(AIM OF THE TASK)
Repeat the full listing, word for word.

[Dataset records]
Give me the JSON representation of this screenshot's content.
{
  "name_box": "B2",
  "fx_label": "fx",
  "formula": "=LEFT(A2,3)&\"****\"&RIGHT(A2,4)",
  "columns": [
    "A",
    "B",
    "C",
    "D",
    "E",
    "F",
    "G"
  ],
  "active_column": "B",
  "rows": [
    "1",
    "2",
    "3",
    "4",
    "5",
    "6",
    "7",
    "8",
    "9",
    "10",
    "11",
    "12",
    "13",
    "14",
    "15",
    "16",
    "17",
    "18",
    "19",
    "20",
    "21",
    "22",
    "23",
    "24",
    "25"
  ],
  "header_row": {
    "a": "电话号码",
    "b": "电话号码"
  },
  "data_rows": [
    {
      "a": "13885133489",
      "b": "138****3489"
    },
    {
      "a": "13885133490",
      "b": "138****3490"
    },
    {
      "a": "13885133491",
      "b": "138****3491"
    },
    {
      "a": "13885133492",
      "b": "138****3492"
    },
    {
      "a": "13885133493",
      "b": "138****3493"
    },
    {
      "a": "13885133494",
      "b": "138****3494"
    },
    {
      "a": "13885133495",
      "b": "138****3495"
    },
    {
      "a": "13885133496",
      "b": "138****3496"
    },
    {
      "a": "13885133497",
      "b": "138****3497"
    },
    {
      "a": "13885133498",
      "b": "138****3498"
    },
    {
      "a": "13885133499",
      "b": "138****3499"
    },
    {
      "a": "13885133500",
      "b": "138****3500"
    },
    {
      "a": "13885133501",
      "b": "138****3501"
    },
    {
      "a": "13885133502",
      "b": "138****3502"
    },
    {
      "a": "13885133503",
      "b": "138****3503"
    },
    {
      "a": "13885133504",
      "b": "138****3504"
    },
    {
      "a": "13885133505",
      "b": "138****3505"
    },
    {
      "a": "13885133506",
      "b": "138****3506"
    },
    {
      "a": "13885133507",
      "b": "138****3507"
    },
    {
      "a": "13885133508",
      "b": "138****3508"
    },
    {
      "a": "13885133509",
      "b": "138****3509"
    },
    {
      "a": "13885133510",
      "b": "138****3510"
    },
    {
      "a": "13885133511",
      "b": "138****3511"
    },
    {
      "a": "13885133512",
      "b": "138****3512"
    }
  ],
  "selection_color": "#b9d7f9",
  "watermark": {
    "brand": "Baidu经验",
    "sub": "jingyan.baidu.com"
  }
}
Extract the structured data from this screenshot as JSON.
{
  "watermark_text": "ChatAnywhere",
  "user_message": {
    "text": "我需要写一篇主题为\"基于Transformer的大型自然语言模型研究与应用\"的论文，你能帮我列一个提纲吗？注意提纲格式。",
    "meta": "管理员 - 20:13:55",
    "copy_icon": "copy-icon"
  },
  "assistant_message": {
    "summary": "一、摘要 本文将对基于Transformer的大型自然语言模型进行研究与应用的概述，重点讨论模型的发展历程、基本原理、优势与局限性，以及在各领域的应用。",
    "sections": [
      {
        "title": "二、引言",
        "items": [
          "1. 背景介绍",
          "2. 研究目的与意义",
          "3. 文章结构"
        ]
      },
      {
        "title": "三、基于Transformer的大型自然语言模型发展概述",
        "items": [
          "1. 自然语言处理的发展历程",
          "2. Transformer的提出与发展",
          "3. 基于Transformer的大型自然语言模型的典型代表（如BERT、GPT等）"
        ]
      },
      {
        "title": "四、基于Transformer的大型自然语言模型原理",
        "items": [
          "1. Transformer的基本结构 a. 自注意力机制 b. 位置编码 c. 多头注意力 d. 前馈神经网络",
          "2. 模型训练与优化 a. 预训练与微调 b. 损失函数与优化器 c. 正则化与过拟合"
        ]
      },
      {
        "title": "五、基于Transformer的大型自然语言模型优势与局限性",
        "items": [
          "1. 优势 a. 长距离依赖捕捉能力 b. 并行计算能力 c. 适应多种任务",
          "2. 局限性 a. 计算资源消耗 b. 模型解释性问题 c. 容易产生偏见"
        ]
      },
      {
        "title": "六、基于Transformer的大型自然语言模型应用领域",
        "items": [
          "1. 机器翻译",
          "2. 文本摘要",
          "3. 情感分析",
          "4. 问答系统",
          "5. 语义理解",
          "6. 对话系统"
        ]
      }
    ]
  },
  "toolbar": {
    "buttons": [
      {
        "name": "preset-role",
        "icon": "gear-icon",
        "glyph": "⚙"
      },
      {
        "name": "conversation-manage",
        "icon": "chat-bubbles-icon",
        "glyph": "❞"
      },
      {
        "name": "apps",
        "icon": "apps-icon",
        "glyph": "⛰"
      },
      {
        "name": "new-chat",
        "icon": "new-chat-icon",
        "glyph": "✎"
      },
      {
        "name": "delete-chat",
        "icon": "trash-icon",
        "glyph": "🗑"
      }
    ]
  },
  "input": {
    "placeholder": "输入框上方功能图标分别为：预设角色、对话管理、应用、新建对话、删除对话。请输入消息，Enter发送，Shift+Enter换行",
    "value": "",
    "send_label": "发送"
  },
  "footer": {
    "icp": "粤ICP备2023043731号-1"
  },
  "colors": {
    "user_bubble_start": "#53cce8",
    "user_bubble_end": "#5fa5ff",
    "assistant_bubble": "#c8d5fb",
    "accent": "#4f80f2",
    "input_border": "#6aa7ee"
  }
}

(ANSWER TO THIS TASK)
Give me the JSON representation of this screenshot's content.
{
  "name_box": "B2",
  "fx_label": "fx",
  "formula": "=LEFT(A2,3)&\"****\"&RIGHT(A2,4)",
  "columns": [
    "A",
    "B",
    "C",
    "D",
    "E",
    "F",
    "G"
  ],
  "active_column": "B",
  "rows": [
    "1",
    "2",
    "3",
    "4",
    "5",
    "6",
    "7",
    "8",
    "9",
    "10",
    "11",
    "12",
    "13",
    "14",
    "15",
    "16",
    "17",
    "18",
    "19",
    "20",
    "21",
    "22",
    "23",
    "24",
    "25"
  ],
  "header_row": {
    "a": "电话号码",
    "b": "电话号码"
  },
  "data_rows": [
    {
      "a": "13885133489",
      "b": "138****3489"
    },
    {
      "a": "13885133490",
      "b": "138****3490"
    },
    {
      "a": "13885133491",
      "b": "138****3491"
    },
    {
      "a": "13885133492",
      "b": "138****3492"
    },
    {
      "a": "13885133493",
      "b": "138****3493"
    },
    {
      "a": "13885133494",
      "b": "138****3494"
    },
    {
      "a": "13885133495",
      "b": "138****3495"
    },
    {
      "a": "13885133496",
      "b": "138****3496"
    },
    {
      "a": "13885133497",
      "b": "138****3497"
    },
    {
      "a": "13885133498",
      "b": "138****3498"
    },
    {
      "a": "13885133499",
      "b": "138****3499"
    },
    {
      "a": "13885133500",
      "b": "138****3500"
    },
    {
      "a": "13885133501",
      "b": "138****3501"
    },
    {
      "a": "13885133502",
      "b": "138****3502"
    },
    {
      "a": "13885133503",
      "b": "138****3503"
    },
    {
      "a": "13885133504",
      "b": "138****3504"
    },
    {
      "a": "13885133505",
      "b": "138****3505"
    },
    {
      "a": "13885133506",
      "b": "138****3506"
    },
    {
      "a": "13885133507",
      "b": "138****3507"
    },
    {
      "a": "13885133508",
      "b": "138****3508"
    },
    {
      "a": "13885133509",
      "b": "138****3509"
    },
    {
      "a": "13885133510",
      "b": "138****3510"
    },
    {
      "a": "13885133511",
      "b": "138****3511"
    },
    {
      "a": "13885133512",
      "b": "138****3512"
    }
  ],
  "selection_color": "#b9d7f9",
  "watermark": {
    "brand": "Baidu经验",
    "sub": "jingyan.baidu.com"
  }
}
Extract the structured data from this screenshot as JSON.
{
  "watermark_text": "ChatAnywhere",
  "user_message": {
    "text": "我需要写一篇主题为\"基于Transformer的大型自然语言模型研究与应用\"的论文，你能帮我列一个提纲吗？注意提纲格式。",
    "meta": "管理员 - 20:13:55",
    "copy_icon": "copy-icon"
  },
  "assistant_message": {
    "summary": "一、摘要 本文将对基于Transformer的大型自然语言模型进行研究与应用的概述，重点讨论模型的发展历程、基本原理、优势与局限性，以及在各领域的应用。",
    "sections": [
      {
        "title": "二、引言",
        "items": [
          "1. 背景介绍",
          "2. 研究目的与意义",
          "3. 文章结构"
        ]
      },
      {
        "title": "三、基于Transformer的大型自然语言模型发展概述",
        "items": [
          "1. 自然语言处理的发展历程",
          "2. Transformer的提出与发展",
          "3. 基于Transformer的大型自然语言模型的典型代表（如BERT、GPT等）"
        ]
      },
      {
        "title": "四、基于Transformer的大型自然语言模型原理",
        "items": [
          "1. Transformer的基本结构 a. 自注意力机制 b. 位置编码 c. 多头注意力 d. 前馈神经网络",
          "2. 模型训练与优化 a. 预训练与微调 b. 损失函数与优化器 c. 正则化与过拟合"
        ]
      },
      {
        "title": "五、基于Transformer的大型自然语言模型优势与局限性",
        "items": [
          "1. 优势 a. 长距离依赖捕捉能力 b. 并行计算能力 c. 适应多种任务",
          "2. 局限性 a. 计算资源消耗 b. 模型解释性问题 c. 容易产生偏见"
        ]
      },
      {
        "title": "六、基于Transformer的大型自然语言模型应用领域",
        "items": [
          "1. 机器翻译",
          "2. 文本摘要",
          "3. 情感分析",
          "4. 问答系统",
          "5. 语义理解",
          "6. 对话系统"
        ]
      }
    ]
  },
  "toolbar": {
    "buttons": [
      {
        "name": "preset-role",
        "icon": "gear-icon",
        "glyph": "⚙"
      },
      {
        "name": "conversation-manage",
        "icon": "chat-bubbles-icon",
        "glyph": "❞"
      },
      {
        "name": "apps",
        "icon": "apps-icon",
        "glyph": "⛰"
      },
      {
        "name": "new-chat",
        "icon": "new-chat-icon",
        "glyph": "✎"
      },
      {
        "name": "delete-chat",
        "icon": "trash-icon",
        "glyph": "🗑"
      }
    ]
  },
  "input": {
    "placeholder": "输入框上方功能图标分别为：预设角色、对话管理、应用、新建对话、删除对话。请输入消息，Enter发送，Shift+Enter换行",
    "value": "",
    "send_label": "发送"
  },
  "footer": {
    "icp": "粤ICP备2023043731号-1"
  },
  "colors": {
    "user_bubble_start": "#53cce8",
    "user_bubble_end": "#5fa5ff",
    "assistant_bubble": "#c8d5fb",
    "accent": "#4f80f2",
    "input_border": "#6aa7ee"
  }
}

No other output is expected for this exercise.